== REQUIREMENT ==
Transcribe the data in full and exactly, omitting any pictures.

== DATA PROVIDED ==
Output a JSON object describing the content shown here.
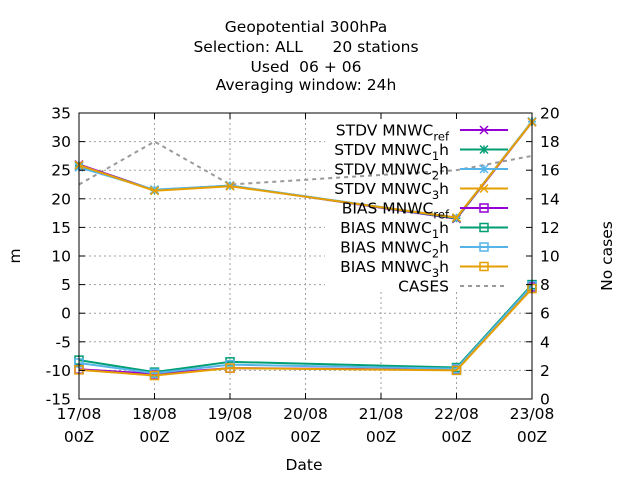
{
  "chart_data": {
    "type": "line",
    "title_lines": [
      "Geopotential 300hPa",
      "Selection: ALL      20 stations",
      "Used  06 + 06",
      "Averaging window: 24h"
    ],
    "xlabel": "Date",
    "ylabel": "m",
    "y2label": "No cases",
    "categories": [
      [
        "17/08",
        "00Z"
      ],
      [
        "18/08",
        "00Z"
      ],
      [
        "19/08",
        "00Z"
      ],
      [
        "20/08",
        "00Z"
      ],
      [
        "21/08",
        "00Z"
      ],
      [
        "22/08",
        "00Z"
      ],
      [
        "23/08",
        "00Z"
      ]
    ],
    "ylim": [
      -15,
      35
    ],
    "yticks": [
      -15,
      -10,
      -5,
      0,
      5,
      10,
      15,
      20,
      25,
      30,
      35
    ],
    "y2lim": [
      0,
      20
    ],
    "y2ticks": [
      0,
      2,
      4,
      6,
      8,
      10,
      12,
      14,
      16,
      18,
      20
    ],
    "grid": true,
    "legend_position": "top-right",
    "series": [
      {
        "name": "STDV MNWC",
        "sub": "ref",
        "marker": "x",
        "color": "#9400d3",
        "axis": "y",
        "x": [
          0,
          1,
          2,
          5,
          6
        ],
        "values": [
          26.0,
          21.5,
          22.3,
          16.5,
          33.4
        ]
      },
      {
        "name": "STDV MNWC",
        "sub": "1",
        "suffix": "h",
        "marker": "star",
        "color": "#009e73",
        "axis": "y",
        "x": [
          0,
          1,
          2,
          5,
          6
        ],
        "values": [
          25.8,
          21.5,
          22.3,
          16.6,
          33.5
        ]
      },
      {
        "name": "STDV MNWC",
        "sub": "2",
        "suffix": "h",
        "marker": "star",
        "color": "#56b4e9",
        "axis": "y",
        "x": [
          0,
          1,
          2,
          5,
          6
        ],
        "values": [
          25.5,
          21.6,
          22.3,
          16.7,
          33.5
        ]
      },
      {
        "name": "STDV MNWC",
        "sub": "3",
        "suffix": "h",
        "marker": "x",
        "color": "#e69f00",
        "axis": "y",
        "x": [
          0,
          1,
          2,
          5,
          6
        ],
        "values": [
          25.9,
          21.4,
          22.2,
          16.7,
          33.4
        ]
      },
      {
        "name": "BIAS MNWC",
        "sub": "ref",
        "marker": "square",
        "color": "#9400d3",
        "axis": "y",
        "x": [
          0,
          1,
          2,
          5,
          6
        ],
        "values": [
          -9.8,
          -10.6,
          -9.6,
          -9.9,
          4.6
        ]
      },
      {
        "name": "BIAS MNWC",
        "sub": "1",
        "suffix": "h",
        "marker": "square",
        "color": "#009e73",
        "axis": "y",
        "x": [
          0,
          1,
          2,
          5,
          6
        ],
        "values": [
          -8.2,
          -10.3,
          -8.5,
          -9.5,
          5.0
        ]
      },
      {
        "name": "BIAS MNWC",
        "sub": "2",
        "suffix": "h",
        "marker": "square",
        "color": "#56b4e9",
        "axis": "y",
        "x": [
          0,
          1,
          2,
          5,
          6
        ],
        "values": [
          -8.7,
          -10.5,
          -9.0,
          -9.7,
          4.8
        ]
      },
      {
        "name": "BIAS MNWC",
        "sub": "3",
        "suffix": "h",
        "marker": "square",
        "color": "#e69f00",
        "axis": "y",
        "x": [
          0,
          1,
          2,
          5,
          6
        ],
        "values": [
          -9.9,
          -10.9,
          -9.6,
          -10.0,
          4.3
        ]
      },
      {
        "name": "CASES",
        "marker": "none",
        "dash": true,
        "color": "#999999",
        "axis": "y2",
        "x": [
          0,
          1,
          2,
          5,
          6
        ],
        "values": [
          15,
          18,
          15,
          16,
          17
        ]
      }
    ]
  }
}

== TASK ANSWER ==
Output a JSON object describing the content shown here.
{
  "chart_data": {
    "type": "line",
    "title_lines": [
      "Geopotential 300hPa",
      "Selection: ALL      20 stations",
      "Used  06 + 06",
      "Averaging window: 24h"
    ],
    "xlabel": "Date",
    "ylabel": "m",
    "y2label": "No cases",
    "categories": [
      [
        "17/08",
        "00Z"
      ],
      [
        "18/08",
        "00Z"
      ],
      [
        "19/08",
        "00Z"
      ],
      [
        "20/08",
        "00Z"
      ],
      [
        "21/08",
        "00Z"
      ],
      [
        "22/08",
        "00Z"
      ],
      [
        "23/08",
        "00Z"
      ]
    ],
    "ylim": [
      -15,
      35
    ],
    "yticks": [
      -15,
      -10,
      -5,
      0,
      5,
      10,
      15,
      20,
      25,
      30,
      35
    ],
    "y2lim": [
      0,
      20
    ],
    "y2ticks": [
      0,
      2,
      4,
      6,
      8,
      10,
      12,
      14,
      16,
      18,
      20
    ],
    "grid": true,
    "legend_position": "top-right",
    "series": [
      {
        "name": "STDV MNWC",
        "sub": "ref",
        "marker": "x",
        "color": "#9400d3",
        "axis": "y",
        "x": [
          0,
          1,
          2,
          5,
          6
        ],
        "values": [
          26.0,
          21.5,
          22.3,
          16.5,
          33.4
        ]
      },
      {
        "name": "STDV MNWC",
        "sub": "1",
        "suffix": "h",
        "marker": "star",
        "color": "#009e73",
        "axis": "y",
        "x": [
          0,
          1,
          2,
          5,
          6
        ],
        "values": [
          25.8,
          21.5,
          22.3,
          16.6,
          33.5
        ]
      },
      {
        "name": "STDV MNWC",
        "sub": "2",
        "suffix": "h",
        "marker": "star",
        "color": "#56b4e9",
        "axis": "y",
        "x": [
          0,
          1,
          2,
          5,
          6
        ],
        "values": [
          25.5,
          21.6,
          22.3,
          16.7,
          33.5
        ]
      },
      {
        "name": "STDV MNWC",
        "sub": "3",
        "suffix": "h",
        "marker": "x",
        "color": "#e69f00",
        "axis": "y",
        "x": [
          0,
          1,
          2,
          5,
          6
        ],
        "values": [
          25.9,
          21.4,
          22.2,
          16.7,
          33.4
        ]
      },
      {
        "name": "BIAS MNWC",
        "sub": "ref",
        "marker": "square",
        "color": "#9400d3",
        "axis": "y",
        "x": [
          0,
          1,
          2,
          5,
          6
        ],
        "values": [
          -9.8,
          -10.6,
          -9.6,
          -9.9,
          4.6
        ]
      },
      {
        "name": "BIAS MNWC",
        "sub": "1",
        "suffix": "h",
        "marker": "square",
        "color": "#009e73",
        "axis": "y",
        "x": [
          0,
          1,
          2,
          5,
          6
        ],
        "values": [
          -8.2,
          -10.3,
          -8.5,
          -9.5,
          5.0
        ]
      },
      {
        "name": "BIAS MNWC",
        "sub": "2",
        "suffix": "h",
        "marker": "square",
        "color": "#56b4e9",
        "axis": "y",
        "x": [
          0,
          1,
          2,
          5,
          6
        ],
        "values": [
          -8.7,
          -10.5,
          -9.0,
          -9.7,
          4.8
        ]
      },
      {
        "name": "BIAS MNWC",
        "sub": "3",
        "suffix": "h",
        "marker": "square",
        "color": "#e69f00",
        "axis": "y",
        "x": [
          0,
          1,
          2,
          5,
          6
        ],
        "values": [
          -9.9,
          -10.9,
          -9.6,
          -10.0,
          4.3
        ]
      },
      {
        "name": "CASES",
        "marker": "none",
        "dash": true,
        "color": "#999999",
        "axis": "y2",
        "x": [
          0,
          1,
          2,
          5,
          6
        ],
        "values": [
          15,
          18,
          15,
          16,
          17
        ]
      }
    ]
  }
}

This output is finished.